Take each line containing the word "this" and copy it.

___

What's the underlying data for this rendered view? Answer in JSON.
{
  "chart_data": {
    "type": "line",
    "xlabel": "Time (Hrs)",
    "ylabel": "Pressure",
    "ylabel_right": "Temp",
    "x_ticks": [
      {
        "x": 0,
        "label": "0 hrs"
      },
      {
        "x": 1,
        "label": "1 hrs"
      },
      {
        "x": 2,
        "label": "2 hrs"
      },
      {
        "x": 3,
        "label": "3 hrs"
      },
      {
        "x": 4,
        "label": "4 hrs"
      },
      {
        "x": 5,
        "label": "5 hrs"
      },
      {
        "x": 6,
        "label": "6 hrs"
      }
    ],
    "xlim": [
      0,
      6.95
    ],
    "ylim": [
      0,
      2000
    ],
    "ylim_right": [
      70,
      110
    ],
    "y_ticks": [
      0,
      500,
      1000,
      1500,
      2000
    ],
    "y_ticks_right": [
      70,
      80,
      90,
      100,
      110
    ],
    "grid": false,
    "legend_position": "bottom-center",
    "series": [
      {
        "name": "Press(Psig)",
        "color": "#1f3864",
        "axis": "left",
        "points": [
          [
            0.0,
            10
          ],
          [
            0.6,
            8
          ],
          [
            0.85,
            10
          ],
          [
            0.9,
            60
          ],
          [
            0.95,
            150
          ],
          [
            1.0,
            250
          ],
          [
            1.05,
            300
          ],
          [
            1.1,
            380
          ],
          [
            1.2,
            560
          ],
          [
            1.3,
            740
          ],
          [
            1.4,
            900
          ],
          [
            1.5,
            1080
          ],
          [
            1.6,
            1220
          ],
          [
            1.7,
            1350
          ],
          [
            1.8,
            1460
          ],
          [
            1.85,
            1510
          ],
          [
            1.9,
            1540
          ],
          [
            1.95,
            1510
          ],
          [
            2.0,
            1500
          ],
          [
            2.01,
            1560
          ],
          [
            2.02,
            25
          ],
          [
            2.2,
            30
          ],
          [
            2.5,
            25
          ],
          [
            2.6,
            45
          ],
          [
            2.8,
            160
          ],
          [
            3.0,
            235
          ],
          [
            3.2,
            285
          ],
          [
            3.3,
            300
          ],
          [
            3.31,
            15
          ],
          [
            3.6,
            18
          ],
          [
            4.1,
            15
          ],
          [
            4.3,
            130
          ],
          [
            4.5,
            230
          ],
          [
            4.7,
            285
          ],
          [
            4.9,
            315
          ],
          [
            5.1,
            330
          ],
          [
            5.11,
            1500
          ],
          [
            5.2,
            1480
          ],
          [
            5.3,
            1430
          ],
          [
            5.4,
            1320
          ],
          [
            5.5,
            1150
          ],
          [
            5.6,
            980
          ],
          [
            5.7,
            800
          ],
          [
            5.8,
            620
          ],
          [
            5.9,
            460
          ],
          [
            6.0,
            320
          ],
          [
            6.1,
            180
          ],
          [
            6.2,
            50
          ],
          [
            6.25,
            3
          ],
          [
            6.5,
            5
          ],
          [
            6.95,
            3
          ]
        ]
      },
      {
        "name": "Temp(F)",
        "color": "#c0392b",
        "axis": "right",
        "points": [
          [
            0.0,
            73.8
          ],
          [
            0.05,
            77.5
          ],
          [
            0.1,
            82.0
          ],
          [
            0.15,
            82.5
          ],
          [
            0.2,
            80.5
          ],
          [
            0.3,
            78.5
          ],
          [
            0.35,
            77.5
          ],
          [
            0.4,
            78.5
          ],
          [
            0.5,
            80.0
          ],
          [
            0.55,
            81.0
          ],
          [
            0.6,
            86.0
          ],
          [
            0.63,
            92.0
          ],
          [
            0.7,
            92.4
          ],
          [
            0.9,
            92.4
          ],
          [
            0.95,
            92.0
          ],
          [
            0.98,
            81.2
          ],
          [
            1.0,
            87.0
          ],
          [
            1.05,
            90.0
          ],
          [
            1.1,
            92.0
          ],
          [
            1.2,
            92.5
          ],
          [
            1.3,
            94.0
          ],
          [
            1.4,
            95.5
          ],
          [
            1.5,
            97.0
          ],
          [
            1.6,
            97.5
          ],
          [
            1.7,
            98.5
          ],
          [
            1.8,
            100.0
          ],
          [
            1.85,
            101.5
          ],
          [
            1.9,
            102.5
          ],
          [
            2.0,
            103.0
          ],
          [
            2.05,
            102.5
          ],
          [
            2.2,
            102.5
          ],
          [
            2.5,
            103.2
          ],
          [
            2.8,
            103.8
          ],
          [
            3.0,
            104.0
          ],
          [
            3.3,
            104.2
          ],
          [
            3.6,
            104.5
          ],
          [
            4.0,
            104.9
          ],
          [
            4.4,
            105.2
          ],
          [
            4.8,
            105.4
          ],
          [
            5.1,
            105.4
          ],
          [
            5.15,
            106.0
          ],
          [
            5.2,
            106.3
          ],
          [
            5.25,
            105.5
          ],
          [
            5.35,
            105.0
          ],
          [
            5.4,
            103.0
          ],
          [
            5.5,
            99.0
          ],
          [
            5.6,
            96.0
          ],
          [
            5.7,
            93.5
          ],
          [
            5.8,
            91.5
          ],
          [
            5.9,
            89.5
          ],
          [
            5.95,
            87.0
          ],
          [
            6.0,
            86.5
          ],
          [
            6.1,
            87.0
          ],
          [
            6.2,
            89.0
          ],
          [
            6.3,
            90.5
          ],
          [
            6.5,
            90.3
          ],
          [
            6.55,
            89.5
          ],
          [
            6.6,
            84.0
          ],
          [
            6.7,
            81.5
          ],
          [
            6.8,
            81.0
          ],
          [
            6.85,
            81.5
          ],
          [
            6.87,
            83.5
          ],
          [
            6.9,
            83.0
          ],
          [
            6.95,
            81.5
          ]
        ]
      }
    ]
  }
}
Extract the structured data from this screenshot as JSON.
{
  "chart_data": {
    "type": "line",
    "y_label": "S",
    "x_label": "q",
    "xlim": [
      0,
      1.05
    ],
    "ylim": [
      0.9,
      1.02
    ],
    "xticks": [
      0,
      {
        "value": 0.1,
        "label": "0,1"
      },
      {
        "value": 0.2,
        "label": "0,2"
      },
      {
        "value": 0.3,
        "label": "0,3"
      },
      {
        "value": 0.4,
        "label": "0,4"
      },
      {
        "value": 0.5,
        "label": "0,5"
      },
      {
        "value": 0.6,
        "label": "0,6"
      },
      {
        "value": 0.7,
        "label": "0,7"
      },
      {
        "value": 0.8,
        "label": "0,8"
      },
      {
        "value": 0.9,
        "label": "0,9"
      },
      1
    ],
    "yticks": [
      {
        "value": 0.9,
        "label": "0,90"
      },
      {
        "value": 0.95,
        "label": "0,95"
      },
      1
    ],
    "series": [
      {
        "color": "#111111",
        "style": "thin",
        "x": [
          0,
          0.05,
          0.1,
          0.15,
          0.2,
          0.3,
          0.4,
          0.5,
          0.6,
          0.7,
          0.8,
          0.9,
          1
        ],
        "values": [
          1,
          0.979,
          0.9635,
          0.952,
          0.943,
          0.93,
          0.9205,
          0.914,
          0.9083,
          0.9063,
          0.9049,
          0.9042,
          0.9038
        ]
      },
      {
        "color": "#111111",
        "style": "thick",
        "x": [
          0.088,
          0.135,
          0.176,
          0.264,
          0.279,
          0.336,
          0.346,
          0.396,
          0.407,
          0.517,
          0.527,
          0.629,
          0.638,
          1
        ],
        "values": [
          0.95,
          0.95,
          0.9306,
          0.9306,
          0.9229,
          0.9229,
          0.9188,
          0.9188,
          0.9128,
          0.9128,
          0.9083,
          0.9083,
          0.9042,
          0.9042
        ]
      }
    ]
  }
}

___

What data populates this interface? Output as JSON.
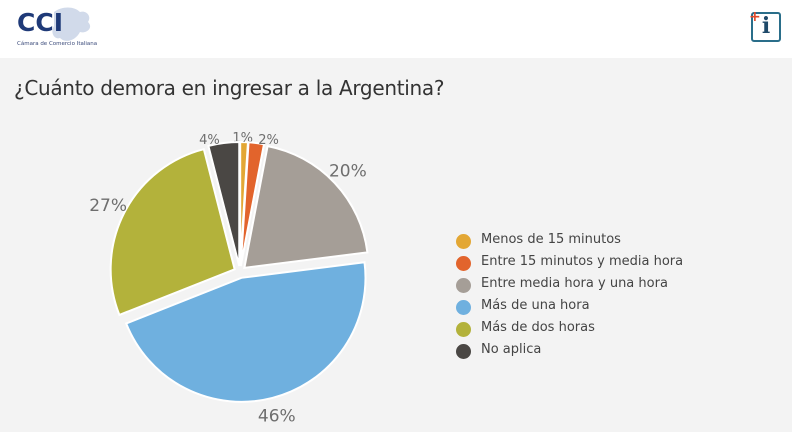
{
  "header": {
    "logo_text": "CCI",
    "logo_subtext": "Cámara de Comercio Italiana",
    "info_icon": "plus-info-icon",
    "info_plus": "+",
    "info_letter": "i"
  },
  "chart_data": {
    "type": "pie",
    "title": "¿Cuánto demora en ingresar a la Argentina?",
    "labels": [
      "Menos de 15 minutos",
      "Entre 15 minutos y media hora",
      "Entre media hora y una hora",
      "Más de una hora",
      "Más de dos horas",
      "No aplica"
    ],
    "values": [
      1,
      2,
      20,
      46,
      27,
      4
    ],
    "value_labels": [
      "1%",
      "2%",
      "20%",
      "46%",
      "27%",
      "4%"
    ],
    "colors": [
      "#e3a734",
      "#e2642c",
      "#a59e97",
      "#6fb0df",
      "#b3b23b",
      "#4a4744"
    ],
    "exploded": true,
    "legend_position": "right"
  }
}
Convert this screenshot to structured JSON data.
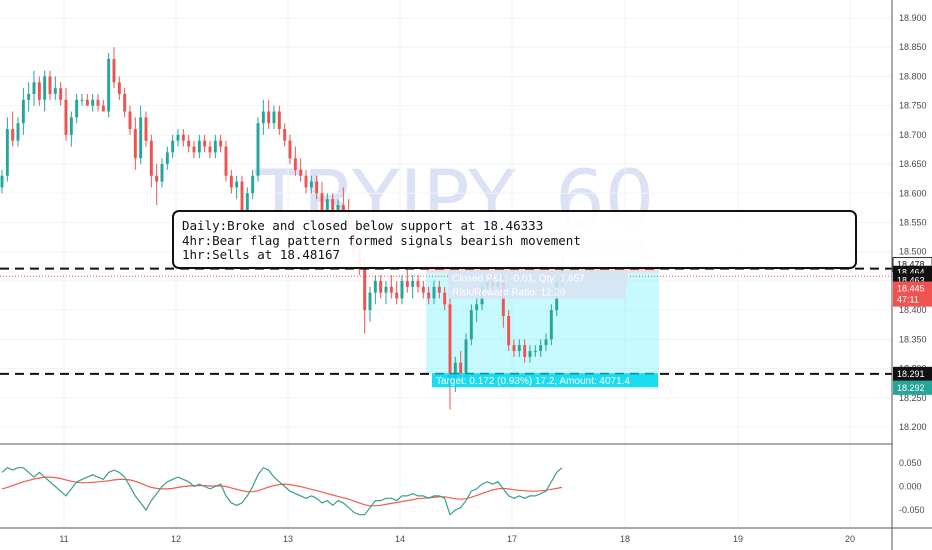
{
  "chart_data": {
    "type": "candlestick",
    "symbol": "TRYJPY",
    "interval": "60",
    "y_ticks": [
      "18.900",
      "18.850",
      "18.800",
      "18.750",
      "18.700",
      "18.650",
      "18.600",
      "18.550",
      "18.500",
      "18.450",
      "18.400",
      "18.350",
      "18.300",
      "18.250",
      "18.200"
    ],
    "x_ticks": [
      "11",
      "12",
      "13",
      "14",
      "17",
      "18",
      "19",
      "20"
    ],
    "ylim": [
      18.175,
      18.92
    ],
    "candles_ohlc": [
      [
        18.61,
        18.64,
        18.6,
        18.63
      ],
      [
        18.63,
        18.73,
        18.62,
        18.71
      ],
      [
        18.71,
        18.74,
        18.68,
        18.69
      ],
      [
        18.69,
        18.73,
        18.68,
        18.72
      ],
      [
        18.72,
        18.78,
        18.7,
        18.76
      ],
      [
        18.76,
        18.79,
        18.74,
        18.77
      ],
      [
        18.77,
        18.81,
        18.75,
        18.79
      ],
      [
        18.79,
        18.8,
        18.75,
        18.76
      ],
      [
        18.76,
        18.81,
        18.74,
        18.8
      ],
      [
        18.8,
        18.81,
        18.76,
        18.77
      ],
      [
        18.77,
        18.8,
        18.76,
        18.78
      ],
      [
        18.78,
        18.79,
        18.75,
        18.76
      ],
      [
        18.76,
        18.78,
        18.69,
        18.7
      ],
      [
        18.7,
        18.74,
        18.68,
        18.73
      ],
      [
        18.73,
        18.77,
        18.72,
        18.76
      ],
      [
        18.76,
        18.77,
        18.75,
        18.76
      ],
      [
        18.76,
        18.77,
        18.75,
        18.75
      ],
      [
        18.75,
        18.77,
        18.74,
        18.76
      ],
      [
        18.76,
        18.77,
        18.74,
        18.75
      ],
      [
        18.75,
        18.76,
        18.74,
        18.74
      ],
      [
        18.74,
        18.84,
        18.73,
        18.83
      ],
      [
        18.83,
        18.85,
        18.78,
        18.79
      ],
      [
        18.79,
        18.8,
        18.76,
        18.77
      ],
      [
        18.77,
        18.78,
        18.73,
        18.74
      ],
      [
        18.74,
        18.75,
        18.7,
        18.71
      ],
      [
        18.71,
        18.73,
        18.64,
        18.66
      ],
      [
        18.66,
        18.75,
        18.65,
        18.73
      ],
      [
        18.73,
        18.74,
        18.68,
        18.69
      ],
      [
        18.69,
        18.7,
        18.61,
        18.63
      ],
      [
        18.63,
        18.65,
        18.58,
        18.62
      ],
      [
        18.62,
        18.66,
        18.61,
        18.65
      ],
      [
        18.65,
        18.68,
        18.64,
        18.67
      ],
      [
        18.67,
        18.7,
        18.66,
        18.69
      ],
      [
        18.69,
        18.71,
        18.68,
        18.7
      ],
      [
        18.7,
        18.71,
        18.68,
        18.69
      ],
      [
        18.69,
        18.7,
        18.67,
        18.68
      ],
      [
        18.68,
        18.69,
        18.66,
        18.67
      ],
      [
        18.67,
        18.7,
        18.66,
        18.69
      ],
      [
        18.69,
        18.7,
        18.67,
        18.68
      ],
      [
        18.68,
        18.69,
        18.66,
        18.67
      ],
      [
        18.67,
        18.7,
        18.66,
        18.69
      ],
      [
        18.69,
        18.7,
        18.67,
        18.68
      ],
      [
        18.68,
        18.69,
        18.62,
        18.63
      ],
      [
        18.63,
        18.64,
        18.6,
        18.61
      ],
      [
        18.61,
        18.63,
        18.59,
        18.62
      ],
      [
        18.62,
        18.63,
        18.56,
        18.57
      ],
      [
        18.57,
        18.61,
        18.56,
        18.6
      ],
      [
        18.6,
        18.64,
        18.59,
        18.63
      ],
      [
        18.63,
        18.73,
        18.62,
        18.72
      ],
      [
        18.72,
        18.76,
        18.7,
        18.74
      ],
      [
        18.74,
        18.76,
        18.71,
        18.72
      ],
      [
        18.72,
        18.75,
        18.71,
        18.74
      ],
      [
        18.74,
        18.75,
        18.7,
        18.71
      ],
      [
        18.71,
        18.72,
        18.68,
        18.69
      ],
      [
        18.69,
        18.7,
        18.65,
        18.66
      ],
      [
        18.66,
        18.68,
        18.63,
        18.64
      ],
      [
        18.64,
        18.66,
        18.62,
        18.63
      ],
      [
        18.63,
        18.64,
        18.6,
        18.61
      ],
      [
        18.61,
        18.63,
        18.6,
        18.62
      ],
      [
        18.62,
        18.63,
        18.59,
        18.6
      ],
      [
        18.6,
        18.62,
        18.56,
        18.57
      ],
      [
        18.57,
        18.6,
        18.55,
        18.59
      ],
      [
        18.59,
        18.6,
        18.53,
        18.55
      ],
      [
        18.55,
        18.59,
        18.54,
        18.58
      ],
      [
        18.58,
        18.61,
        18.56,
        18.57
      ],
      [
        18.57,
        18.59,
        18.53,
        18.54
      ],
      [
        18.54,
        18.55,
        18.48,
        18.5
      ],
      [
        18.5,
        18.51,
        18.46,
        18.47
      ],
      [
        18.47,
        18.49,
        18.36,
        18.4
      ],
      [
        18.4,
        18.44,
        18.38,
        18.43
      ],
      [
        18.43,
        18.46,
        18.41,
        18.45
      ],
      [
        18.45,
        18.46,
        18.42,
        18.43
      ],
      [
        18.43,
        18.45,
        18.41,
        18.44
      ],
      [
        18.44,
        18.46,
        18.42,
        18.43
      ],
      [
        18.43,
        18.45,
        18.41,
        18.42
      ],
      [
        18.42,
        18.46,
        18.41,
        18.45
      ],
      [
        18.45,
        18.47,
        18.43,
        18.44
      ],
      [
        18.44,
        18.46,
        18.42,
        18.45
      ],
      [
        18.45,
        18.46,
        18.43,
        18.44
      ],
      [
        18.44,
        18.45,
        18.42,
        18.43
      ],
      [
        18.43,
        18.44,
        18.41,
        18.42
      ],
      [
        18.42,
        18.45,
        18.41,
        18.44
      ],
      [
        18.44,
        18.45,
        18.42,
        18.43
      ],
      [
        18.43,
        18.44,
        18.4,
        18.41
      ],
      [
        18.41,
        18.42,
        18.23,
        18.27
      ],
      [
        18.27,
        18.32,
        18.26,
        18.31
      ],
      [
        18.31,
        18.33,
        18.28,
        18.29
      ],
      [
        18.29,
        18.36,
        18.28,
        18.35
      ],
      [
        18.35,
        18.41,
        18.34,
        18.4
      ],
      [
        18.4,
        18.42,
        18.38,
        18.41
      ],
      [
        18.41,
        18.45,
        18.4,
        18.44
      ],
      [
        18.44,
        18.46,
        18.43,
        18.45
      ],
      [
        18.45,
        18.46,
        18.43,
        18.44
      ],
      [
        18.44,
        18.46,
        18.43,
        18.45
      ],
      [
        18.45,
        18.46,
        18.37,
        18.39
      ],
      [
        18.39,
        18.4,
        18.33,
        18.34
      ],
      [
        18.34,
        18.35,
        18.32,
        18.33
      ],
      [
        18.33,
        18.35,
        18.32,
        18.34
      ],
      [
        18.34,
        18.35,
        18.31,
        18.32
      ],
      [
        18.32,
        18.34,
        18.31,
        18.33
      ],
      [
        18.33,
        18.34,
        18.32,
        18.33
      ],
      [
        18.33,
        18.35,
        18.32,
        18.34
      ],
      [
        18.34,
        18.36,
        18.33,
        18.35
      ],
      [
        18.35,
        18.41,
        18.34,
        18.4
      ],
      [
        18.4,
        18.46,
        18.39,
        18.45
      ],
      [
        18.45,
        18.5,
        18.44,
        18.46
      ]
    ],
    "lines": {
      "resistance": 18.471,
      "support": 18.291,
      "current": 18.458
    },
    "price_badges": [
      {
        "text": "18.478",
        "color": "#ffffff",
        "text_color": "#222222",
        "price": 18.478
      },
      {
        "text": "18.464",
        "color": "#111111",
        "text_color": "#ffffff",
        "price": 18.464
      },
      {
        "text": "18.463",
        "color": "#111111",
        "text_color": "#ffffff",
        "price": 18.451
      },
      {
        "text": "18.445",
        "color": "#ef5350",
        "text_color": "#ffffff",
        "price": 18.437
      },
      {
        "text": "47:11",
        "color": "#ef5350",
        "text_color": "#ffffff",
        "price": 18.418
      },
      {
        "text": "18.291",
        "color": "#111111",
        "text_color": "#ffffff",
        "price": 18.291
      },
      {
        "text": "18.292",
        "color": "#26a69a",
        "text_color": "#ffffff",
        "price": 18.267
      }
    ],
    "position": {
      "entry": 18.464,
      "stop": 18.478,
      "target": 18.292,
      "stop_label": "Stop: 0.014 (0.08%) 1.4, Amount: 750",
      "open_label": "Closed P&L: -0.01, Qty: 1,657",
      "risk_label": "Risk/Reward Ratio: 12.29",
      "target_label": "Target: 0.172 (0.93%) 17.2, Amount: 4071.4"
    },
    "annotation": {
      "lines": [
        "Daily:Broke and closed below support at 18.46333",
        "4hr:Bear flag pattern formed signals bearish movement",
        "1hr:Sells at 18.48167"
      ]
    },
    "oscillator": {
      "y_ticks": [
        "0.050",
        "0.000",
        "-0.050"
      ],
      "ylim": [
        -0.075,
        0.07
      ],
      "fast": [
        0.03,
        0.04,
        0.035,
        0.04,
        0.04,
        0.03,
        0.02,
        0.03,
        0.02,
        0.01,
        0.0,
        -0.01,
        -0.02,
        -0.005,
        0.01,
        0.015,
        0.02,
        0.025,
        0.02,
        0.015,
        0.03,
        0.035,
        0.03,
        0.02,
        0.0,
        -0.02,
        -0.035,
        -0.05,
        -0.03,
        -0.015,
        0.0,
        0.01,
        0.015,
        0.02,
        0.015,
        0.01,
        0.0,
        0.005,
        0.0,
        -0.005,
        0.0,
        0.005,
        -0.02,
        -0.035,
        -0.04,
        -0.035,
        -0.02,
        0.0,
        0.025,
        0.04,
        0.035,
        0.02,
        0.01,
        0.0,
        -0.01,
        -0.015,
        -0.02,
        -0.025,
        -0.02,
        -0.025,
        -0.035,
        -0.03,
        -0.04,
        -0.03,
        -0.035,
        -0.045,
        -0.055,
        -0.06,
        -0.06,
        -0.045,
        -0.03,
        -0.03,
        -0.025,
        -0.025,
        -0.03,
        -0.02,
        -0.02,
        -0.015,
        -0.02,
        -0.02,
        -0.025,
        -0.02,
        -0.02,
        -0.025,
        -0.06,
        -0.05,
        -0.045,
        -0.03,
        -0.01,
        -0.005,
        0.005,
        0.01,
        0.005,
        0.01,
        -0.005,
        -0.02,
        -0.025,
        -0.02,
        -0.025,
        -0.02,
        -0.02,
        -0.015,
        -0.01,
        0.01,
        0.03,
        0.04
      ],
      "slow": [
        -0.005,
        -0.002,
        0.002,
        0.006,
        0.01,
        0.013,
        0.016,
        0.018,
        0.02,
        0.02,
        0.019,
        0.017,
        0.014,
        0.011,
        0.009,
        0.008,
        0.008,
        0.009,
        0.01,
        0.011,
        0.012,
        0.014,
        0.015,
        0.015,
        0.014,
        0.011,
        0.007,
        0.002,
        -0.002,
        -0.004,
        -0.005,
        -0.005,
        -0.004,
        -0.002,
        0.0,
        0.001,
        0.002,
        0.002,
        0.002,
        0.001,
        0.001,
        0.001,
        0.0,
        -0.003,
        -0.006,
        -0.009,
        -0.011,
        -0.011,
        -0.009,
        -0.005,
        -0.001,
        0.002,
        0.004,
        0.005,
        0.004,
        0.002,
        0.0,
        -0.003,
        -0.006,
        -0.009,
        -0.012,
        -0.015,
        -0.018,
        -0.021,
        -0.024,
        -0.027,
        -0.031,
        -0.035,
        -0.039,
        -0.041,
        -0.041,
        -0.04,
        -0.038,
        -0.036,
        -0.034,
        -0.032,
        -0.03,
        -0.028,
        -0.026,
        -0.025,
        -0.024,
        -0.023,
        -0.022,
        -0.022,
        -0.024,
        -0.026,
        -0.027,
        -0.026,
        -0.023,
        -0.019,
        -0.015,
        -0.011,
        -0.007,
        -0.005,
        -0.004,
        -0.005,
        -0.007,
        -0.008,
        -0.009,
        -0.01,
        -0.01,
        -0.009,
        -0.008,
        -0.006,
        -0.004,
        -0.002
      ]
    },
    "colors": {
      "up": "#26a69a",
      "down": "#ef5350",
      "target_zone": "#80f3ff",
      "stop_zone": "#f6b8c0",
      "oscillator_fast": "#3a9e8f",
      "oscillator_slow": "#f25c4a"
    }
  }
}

___

» Output
What's the underlying data for this rendered view? Answer in JSON.
Extract the structured data from this screenshot as JSON.
What data populates this interface? Output as JSON.
Convert this screenshot to structured JSON data.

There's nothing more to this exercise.